** OBJECTIVE **
Reproduce every one of the following lines word for word, without changing anything.

Element and region data:
◇ ◇ ◇ ◇ ◇ ◇ ◇
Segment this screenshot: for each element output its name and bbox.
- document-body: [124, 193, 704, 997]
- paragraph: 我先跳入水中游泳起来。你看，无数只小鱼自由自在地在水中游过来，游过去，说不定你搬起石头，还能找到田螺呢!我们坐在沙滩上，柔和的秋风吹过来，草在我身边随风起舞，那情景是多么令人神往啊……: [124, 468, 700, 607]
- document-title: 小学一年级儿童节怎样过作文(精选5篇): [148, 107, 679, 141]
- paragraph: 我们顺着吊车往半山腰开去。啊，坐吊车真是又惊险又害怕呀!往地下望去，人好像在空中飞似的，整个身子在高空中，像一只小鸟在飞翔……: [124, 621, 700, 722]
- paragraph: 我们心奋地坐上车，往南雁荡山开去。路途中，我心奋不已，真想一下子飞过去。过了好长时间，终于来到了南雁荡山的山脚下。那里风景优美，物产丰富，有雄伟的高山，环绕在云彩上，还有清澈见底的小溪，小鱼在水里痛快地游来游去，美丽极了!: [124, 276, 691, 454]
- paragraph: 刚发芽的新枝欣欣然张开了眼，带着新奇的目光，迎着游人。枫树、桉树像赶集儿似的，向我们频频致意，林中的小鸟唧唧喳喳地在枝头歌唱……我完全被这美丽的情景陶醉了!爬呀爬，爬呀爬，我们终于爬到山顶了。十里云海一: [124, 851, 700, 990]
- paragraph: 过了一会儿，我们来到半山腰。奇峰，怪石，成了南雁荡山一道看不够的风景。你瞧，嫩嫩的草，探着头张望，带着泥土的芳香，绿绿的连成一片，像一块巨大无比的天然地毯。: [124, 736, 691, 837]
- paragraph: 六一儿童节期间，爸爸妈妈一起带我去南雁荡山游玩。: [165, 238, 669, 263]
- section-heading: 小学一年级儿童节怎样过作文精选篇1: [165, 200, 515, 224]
◇ ◇ ◇ ◇ ◇ ◇ ◇
** RIGHT ANSWER **
Segment this screenshot: for each element output its name and bbox.
- document-body: [124, 193, 704, 997]
- paragraph: 我先跳入水中游泳起来。你看，无数只小鱼自由自在地在水中游过来，游过去，说不定你搬起石头，还能找到田螺呢!我们坐在沙滩上，柔和的秋风吹过来，草在我身边随风起舞，那情景是多么令人神往啊……: [124, 468, 700, 607]
- document-title: 小学一年级儿童节怎样过作文(精选5篇): [148, 107, 679, 141]
- paragraph: 我们顺着吊车往半山腰开去。啊，坐吊车真是又惊险又害怕呀!往地下望去，人好像在空中飞似的，整个身子在高空中，像一只小鸟在飞翔……: [124, 621, 700, 722]
- paragraph: 我们心奋地坐上车，往南雁荡山开去。路途中，我心奋不已，真想一下子飞过去。过了好长时间，终于来到了南雁荡山的山脚下。那里风景优美，物产丰富，有雄伟的高山，环绕在云彩上，还有清澈见底的小溪，小鱼在水里痛快地游来游去，美丽极了!: [124, 276, 691, 454]
- paragraph: 刚发芽的新枝欣欣然张开了眼，带着新奇的目光，迎着游人。枫树、桉树像赶集儿似的，向我们频频致意，林中的小鸟唧唧喳喳地在枝头歌唱……我完全被这美丽的情景陶醉了!爬呀爬，爬呀爬，我们终于爬到山顶了。十里云海一: [124, 851, 700, 990]
- paragraph: 过了一会儿，我们来到半山腰。奇峰，怪石，成了南雁荡山一道看不够的风景。你瞧，嫩嫩的草，探着头张望，带着泥土的芳香，绿绿的连成一片，像一块巨大无比的天然地毯。: [124, 736, 691, 837]
- paragraph: 六一儿童节期间，爸爸妈妈一起带我去南雁荡山游玩。: [165, 238, 669, 263]
- section-heading: 小学一年级儿童节怎样过作文精选篇1: [165, 200, 515, 224]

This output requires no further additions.